[WHAT IS NEEDED] Images embedded in the records are excluded; print everything else exactly as given.

[BEGIN]

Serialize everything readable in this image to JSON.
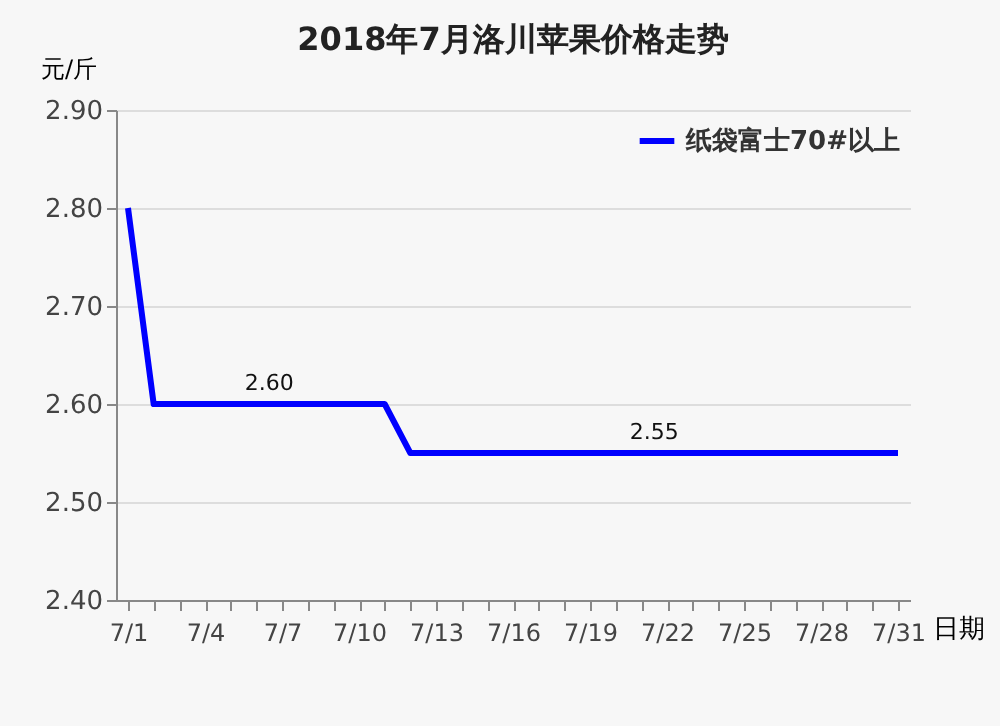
{
  "chart_data": {
    "type": "line",
    "title": "2018年7月洛川苹果价格走势",
    "xlabel": "日期",
    "ylabel": "元/斤",
    "categories": [
      "7/1",
      null,
      null,
      "7/4",
      null,
      null,
      "7/7",
      null,
      null,
      "7/10",
      null,
      null,
      "7/13",
      null,
      null,
      "7/16",
      null,
      null,
      "7/19",
      null,
      null,
      "7/22",
      null,
      null,
      "7/25",
      null,
      null,
      "7/28",
      null,
      null,
      "7/31"
    ],
    "series": [
      {
        "name": "纸袋富士70#以上",
        "color": "#0000ff",
        "values": [
          2.8,
          2.6,
          2.6,
          2.6,
          2.6,
          2.6,
          2.6,
          2.6,
          2.6,
          2.6,
          2.6,
          2.55,
          2.55,
          2.55,
          2.55,
          2.55,
          2.55,
          2.55,
          2.55,
          2.55,
          2.55,
          2.55,
          2.55,
          2.55,
          2.55,
          2.55,
          2.55,
          2.55,
          2.55,
          2.55,
          2.55
        ]
      }
    ],
    "ylim": [
      2.4,
      2.9
    ],
    "yticks": [
      {
        "value": 2.4,
        "label": "2.40"
      },
      {
        "value": 2.5,
        "label": "2.50"
      },
      {
        "value": 2.6,
        "label": "2.60"
      },
      {
        "value": 2.7,
        "label": "2.70"
      },
      {
        "value": 2.8,
        "label": "2.80"
      },
      {
        "value": 2.9,
        "label": "2.90"
      }
    ],
    "annotations": [
      {
        "text": "2.60",
        "y": 2.6
      },
      {
        "text": "2.55",
        "y": 2.55
      }
    ],
    "grid": "y",
    "legend": "top right",
    "marker": "none",
    "line_style": "solid"
  }
}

[END]

[RESULT OF THIS EXERCISE]
Serialize everything readable in this image to JSON.
{
  "chart_data": {
    "type": "line",
    "title": "2018年7月洛川苹果价格走势",
    "xlabel": "日期",
    "ylabel": "元/斤",
    "categories": [
      "7/1",
      null,
      null,
      "7/4",
      null,
      null,
      "7/7",
      null,
      null,
      "7/10",
      null,
      null,
      "7/13",
      null,
      null,
      "7/16",
      null,
      null,
      "7/19",
      null,
      null,
      "7/22",
      null,
      null,
      "7/25",
      null,
      null,
      "7/28",
      null,
      null,
      "7/31"
    ],
    "series": [
      {
        "name": "纸袋富士70#以上",
        "color": "#0000ff",
        "values": [
          2.8,
          2.6,
          2.6,
          2.6,
          2.6,
          2.6,
          2.6,
          2.6,
          2.6,
          2.6,
          2.6,
          2.55,
          2.55,
          2.55,
          2.55,
          2.55,
          2.55,
          2.55,
          2.55,
          2.55,
          2.55,
          2.55,
          2.55,
          2.55,
          2.55,
          2.55,
          2.55,
          2.55,
          2.55,
          2.55,
          2.55
        ]
      }
    ],
    "ylim": [
      2.4,
      2.9
    ],
    "yticks": [
      {
        "value": 2.4,
        "label": "2.40"
      },
      {
        "value": 2.5,
        "label": "2.50"
      },
      {
        "value": 2.6,
        "label": "2.60"
      },
      {
        "value": 2.7,
        "label": "2.70"
      },
      {
        "value": 2.8,
        "label": "2.80"
      },
      {
        "value": 2.9,
        "label": "2.90"
      }
    ],
    "annotations": [
      {
        "text": "2.60",
        "y": 2.6
      },
      {
        "text": "2.55",
        "y": 2.55
      }
    ],
    "grid": "y",
    "legend": "top right",
    "marker": "none",
    "line_style": "solid"
  }
}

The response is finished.